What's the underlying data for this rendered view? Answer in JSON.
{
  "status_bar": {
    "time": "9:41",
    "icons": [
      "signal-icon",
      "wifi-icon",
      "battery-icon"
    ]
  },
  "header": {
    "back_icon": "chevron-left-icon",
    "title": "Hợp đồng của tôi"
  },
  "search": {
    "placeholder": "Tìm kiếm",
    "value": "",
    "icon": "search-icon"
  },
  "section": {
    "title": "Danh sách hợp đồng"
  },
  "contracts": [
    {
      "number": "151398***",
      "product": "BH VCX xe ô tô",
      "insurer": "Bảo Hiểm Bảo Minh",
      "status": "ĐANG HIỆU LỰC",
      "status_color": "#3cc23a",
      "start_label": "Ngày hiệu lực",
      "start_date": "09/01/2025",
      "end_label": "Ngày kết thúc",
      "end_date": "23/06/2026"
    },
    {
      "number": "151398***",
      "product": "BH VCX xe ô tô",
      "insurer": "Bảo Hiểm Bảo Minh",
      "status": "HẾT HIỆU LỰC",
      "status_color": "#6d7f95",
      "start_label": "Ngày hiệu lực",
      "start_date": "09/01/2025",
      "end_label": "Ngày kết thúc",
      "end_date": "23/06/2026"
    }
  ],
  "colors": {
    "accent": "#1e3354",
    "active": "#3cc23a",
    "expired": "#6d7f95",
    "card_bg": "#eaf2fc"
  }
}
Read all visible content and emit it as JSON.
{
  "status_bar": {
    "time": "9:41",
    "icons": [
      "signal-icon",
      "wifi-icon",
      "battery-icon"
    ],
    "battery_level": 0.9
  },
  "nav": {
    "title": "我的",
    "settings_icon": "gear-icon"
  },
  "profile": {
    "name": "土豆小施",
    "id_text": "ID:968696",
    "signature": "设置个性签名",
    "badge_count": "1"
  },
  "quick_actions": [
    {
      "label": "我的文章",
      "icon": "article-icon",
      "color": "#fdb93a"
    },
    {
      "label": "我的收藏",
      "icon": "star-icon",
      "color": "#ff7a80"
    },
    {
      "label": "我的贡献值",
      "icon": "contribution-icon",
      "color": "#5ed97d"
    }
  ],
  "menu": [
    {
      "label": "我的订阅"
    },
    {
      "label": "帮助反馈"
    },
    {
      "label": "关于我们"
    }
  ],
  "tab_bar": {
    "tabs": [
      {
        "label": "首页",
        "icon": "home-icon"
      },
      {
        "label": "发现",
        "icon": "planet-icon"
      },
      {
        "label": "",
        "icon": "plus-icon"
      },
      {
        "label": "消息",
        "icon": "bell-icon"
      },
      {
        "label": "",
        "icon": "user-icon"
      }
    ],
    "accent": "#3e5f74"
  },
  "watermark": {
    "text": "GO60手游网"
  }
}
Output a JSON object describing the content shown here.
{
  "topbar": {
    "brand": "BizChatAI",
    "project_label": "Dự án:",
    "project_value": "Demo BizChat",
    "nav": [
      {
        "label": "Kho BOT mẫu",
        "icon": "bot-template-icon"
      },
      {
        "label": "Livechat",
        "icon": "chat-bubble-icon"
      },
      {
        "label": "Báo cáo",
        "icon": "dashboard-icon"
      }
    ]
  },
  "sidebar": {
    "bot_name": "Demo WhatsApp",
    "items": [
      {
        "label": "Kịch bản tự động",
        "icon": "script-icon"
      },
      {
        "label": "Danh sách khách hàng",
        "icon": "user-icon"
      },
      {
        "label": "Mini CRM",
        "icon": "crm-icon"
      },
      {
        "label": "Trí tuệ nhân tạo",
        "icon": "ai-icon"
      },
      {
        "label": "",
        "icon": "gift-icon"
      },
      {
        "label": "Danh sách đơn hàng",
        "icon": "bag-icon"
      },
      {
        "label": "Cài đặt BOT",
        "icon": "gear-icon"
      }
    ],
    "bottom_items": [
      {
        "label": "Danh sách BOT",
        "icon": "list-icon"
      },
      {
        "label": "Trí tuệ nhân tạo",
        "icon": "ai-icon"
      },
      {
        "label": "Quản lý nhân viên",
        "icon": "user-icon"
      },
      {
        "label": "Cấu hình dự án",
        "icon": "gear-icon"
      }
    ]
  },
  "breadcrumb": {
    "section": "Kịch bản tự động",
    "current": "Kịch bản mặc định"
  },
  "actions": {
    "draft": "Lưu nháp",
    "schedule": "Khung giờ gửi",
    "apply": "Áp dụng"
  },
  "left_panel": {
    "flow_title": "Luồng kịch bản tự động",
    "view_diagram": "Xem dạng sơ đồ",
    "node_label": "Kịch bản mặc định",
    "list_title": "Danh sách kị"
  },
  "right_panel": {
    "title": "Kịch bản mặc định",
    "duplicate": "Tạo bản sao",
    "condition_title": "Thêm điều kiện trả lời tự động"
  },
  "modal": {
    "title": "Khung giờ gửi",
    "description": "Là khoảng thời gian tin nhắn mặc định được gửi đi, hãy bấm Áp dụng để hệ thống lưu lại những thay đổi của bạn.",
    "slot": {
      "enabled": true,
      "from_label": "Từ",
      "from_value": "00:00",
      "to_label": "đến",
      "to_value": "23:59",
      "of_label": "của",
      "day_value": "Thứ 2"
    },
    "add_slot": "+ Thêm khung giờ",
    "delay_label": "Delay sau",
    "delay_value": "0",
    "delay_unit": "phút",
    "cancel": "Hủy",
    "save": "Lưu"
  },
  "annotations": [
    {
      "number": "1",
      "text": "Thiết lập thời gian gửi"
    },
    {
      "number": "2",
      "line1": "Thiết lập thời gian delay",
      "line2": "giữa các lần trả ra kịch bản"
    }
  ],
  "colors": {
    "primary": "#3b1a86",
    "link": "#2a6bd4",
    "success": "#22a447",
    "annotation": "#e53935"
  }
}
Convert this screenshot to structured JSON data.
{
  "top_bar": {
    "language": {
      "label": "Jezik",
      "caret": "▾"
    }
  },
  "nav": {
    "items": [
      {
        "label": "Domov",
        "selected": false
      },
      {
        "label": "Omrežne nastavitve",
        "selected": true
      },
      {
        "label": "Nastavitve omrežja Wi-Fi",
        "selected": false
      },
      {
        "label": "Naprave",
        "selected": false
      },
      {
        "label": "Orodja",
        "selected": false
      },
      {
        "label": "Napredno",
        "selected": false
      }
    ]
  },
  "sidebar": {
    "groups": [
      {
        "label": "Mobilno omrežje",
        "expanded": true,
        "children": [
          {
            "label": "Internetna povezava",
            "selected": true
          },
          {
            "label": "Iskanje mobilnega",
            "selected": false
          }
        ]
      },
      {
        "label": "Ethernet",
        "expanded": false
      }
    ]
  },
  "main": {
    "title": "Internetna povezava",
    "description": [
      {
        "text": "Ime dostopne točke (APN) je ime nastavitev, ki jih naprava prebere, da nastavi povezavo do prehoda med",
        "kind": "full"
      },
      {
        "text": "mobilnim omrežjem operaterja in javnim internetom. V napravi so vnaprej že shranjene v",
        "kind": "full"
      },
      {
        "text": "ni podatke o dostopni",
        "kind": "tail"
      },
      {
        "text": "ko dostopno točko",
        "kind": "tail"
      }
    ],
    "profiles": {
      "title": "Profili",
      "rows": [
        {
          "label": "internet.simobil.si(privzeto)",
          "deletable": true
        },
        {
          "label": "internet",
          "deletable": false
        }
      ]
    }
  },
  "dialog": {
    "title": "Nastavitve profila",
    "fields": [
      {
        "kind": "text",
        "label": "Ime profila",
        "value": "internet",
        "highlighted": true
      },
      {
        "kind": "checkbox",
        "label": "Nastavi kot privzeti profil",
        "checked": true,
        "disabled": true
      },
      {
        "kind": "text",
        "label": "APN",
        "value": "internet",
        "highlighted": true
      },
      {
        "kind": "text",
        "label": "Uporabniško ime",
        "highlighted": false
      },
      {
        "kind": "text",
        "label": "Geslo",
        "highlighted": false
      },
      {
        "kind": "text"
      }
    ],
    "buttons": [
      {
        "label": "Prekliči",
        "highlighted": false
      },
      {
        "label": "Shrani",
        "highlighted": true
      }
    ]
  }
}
- - -
Pick out lines containing the word "Danh", each one as written.

## Response to this exercise
    "title": "Danh sách hợp đồng"
        "label": "Danh sách khách hàng",
        "label": "Danh sách đơn hàng",
        "label": "Danh sách BOT",
    "list_title": "Danh sách kị"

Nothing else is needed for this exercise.